> _Entries_
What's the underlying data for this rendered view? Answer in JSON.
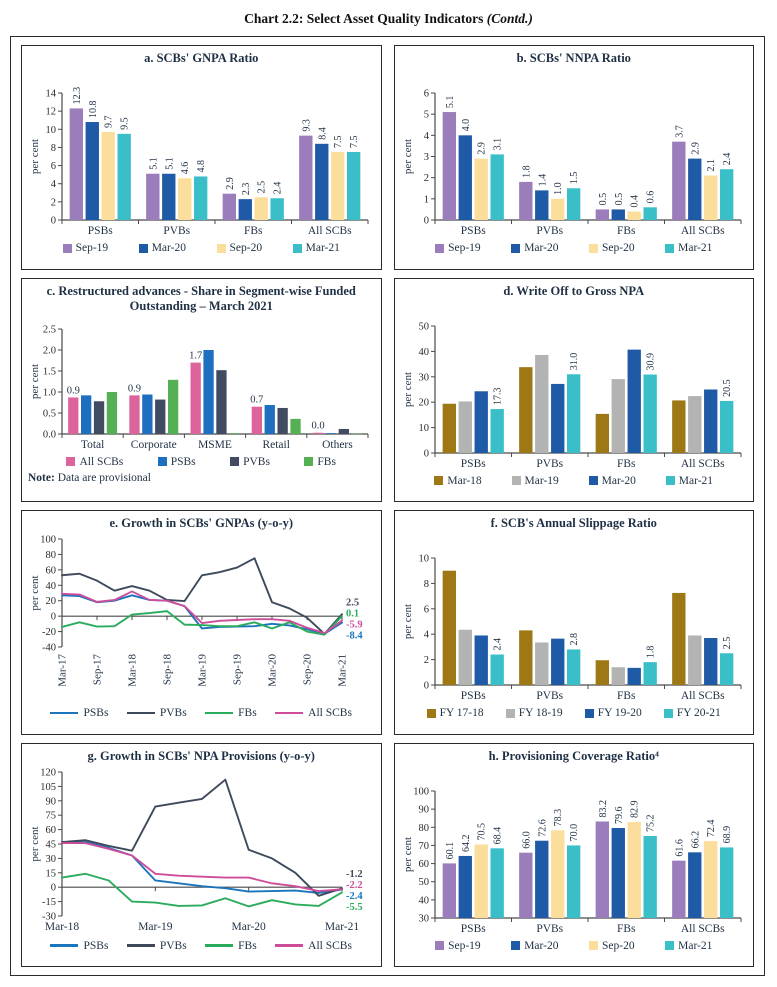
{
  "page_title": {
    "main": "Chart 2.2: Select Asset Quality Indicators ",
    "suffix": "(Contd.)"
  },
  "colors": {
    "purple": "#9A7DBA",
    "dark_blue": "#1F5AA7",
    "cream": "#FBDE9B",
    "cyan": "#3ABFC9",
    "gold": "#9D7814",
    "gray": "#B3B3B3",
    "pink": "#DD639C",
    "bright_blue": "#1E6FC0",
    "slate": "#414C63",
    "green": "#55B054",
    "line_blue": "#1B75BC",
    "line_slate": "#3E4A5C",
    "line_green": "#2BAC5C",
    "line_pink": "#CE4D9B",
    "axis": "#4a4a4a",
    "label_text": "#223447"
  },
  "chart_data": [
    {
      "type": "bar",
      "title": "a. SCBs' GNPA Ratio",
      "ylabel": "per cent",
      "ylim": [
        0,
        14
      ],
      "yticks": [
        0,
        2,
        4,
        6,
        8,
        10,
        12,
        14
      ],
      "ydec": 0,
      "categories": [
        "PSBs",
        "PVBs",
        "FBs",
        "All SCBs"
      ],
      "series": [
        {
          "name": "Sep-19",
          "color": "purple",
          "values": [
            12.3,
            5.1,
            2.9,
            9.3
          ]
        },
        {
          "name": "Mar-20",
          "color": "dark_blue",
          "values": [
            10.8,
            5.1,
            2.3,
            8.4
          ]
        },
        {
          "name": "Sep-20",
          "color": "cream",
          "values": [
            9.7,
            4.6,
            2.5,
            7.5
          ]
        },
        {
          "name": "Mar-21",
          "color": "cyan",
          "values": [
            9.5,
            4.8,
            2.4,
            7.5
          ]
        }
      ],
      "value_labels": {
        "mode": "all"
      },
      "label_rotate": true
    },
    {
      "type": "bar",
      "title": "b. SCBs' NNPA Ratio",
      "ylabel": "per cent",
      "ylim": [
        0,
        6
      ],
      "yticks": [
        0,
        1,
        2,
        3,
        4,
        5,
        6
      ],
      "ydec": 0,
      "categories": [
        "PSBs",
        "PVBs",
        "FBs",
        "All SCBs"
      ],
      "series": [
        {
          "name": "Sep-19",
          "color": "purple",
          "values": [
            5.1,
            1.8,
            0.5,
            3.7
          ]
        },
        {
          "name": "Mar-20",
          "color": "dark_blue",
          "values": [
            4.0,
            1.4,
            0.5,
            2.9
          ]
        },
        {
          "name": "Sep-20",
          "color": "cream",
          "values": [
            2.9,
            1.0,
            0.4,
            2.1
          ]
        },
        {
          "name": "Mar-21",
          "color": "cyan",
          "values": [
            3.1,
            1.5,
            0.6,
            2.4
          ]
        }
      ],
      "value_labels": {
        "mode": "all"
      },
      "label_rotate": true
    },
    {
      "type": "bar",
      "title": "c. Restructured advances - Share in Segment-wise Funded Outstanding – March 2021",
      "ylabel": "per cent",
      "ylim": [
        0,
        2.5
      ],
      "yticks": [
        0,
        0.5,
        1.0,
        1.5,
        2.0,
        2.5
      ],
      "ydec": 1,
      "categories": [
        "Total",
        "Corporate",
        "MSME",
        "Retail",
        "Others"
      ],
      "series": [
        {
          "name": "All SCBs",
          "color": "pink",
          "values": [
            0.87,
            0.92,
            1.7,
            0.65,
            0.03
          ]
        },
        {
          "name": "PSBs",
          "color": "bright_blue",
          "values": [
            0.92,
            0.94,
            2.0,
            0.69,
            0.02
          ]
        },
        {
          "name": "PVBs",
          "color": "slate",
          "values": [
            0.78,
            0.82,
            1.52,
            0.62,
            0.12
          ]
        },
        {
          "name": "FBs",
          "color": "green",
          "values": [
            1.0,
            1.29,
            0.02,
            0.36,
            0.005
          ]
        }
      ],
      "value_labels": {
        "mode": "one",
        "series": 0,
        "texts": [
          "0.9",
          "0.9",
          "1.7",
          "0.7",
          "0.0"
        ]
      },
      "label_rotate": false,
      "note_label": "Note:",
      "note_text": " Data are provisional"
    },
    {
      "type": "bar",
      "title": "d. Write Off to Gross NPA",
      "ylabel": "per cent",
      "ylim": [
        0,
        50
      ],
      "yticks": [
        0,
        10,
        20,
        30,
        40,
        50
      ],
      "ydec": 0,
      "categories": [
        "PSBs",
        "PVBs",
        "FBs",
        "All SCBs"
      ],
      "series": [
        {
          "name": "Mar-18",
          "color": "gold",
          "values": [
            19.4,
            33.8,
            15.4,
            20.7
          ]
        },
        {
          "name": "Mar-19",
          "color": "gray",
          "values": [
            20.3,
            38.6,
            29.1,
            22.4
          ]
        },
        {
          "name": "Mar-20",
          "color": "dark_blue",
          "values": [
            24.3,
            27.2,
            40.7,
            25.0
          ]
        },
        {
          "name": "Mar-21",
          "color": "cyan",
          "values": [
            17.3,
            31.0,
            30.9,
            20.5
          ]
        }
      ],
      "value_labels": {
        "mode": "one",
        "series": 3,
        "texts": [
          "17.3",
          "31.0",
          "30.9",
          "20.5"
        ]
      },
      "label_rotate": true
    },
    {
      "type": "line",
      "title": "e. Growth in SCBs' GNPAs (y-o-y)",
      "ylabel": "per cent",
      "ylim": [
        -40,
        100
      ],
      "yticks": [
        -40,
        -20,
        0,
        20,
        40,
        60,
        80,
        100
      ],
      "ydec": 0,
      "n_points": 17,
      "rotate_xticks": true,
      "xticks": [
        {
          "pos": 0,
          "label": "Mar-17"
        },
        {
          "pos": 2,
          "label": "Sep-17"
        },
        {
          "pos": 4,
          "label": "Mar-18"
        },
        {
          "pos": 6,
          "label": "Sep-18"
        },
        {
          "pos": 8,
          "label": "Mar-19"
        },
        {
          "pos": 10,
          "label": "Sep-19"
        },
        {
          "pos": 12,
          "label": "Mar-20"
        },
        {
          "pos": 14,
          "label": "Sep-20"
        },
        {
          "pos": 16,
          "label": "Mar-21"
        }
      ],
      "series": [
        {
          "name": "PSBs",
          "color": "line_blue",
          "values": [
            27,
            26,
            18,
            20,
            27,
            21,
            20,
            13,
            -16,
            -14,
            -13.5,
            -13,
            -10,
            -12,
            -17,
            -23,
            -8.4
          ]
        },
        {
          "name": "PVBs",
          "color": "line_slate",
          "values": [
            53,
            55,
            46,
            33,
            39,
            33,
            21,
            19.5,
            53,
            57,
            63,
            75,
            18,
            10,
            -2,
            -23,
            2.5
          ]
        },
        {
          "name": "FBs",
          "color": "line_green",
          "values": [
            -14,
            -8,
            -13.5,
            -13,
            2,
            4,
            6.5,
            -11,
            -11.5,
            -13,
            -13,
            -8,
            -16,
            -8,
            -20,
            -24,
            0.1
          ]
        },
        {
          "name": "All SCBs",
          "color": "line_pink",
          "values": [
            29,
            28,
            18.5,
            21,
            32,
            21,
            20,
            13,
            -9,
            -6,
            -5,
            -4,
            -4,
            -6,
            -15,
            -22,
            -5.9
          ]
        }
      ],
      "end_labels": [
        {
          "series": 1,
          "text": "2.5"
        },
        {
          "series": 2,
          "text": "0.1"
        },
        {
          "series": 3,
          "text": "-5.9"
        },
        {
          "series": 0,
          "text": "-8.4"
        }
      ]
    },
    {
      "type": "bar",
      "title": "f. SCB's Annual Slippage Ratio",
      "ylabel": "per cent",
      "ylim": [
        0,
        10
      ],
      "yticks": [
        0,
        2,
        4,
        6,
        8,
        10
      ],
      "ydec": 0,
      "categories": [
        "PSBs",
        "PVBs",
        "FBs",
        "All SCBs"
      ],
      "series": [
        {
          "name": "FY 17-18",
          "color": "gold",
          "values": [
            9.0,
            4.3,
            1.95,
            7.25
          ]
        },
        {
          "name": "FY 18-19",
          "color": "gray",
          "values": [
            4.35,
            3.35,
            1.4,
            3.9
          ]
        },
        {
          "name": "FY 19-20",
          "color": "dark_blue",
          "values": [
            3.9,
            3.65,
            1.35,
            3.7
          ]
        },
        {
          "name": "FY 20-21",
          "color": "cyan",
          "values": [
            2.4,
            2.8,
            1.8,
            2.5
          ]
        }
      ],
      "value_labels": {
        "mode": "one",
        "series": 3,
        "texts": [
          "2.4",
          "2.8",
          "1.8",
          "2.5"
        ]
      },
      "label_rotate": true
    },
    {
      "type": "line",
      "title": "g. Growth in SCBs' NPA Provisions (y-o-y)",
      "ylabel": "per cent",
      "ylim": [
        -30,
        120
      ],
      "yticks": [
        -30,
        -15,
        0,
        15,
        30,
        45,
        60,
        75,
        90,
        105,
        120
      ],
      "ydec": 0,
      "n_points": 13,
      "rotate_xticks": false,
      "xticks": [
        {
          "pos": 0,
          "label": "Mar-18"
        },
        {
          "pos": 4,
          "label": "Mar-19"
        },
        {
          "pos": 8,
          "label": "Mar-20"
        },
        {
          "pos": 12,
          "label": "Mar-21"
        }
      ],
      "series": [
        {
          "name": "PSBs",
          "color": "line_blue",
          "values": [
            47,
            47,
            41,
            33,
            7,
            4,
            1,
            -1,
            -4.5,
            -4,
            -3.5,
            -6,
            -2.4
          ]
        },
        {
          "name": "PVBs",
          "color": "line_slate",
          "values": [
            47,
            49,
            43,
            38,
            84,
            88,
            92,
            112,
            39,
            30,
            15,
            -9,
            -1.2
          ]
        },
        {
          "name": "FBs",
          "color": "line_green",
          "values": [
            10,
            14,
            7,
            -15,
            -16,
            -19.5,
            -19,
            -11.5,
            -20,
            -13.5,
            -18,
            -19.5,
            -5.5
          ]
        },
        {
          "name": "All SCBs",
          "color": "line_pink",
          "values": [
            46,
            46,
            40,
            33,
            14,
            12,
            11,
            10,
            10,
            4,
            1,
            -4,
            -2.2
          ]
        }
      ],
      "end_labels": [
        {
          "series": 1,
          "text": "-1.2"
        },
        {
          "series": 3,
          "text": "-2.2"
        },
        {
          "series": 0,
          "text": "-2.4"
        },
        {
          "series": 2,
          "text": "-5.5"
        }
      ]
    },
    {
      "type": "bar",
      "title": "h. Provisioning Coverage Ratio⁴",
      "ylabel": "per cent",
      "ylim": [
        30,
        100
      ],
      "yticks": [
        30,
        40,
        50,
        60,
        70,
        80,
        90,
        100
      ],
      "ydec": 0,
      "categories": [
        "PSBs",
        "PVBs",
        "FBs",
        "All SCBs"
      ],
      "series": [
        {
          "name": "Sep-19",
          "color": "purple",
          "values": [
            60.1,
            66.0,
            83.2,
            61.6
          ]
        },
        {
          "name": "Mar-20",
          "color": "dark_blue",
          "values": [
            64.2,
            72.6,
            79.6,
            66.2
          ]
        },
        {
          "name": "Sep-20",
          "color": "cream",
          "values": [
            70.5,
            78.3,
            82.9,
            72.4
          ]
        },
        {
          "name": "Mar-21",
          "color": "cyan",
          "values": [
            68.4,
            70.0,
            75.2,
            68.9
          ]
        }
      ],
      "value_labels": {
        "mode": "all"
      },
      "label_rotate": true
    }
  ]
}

> _Problem statement_
Looking at the listing above, how many of its lines contain the string "Growth"? Give the number alone.

> _Written answer_
2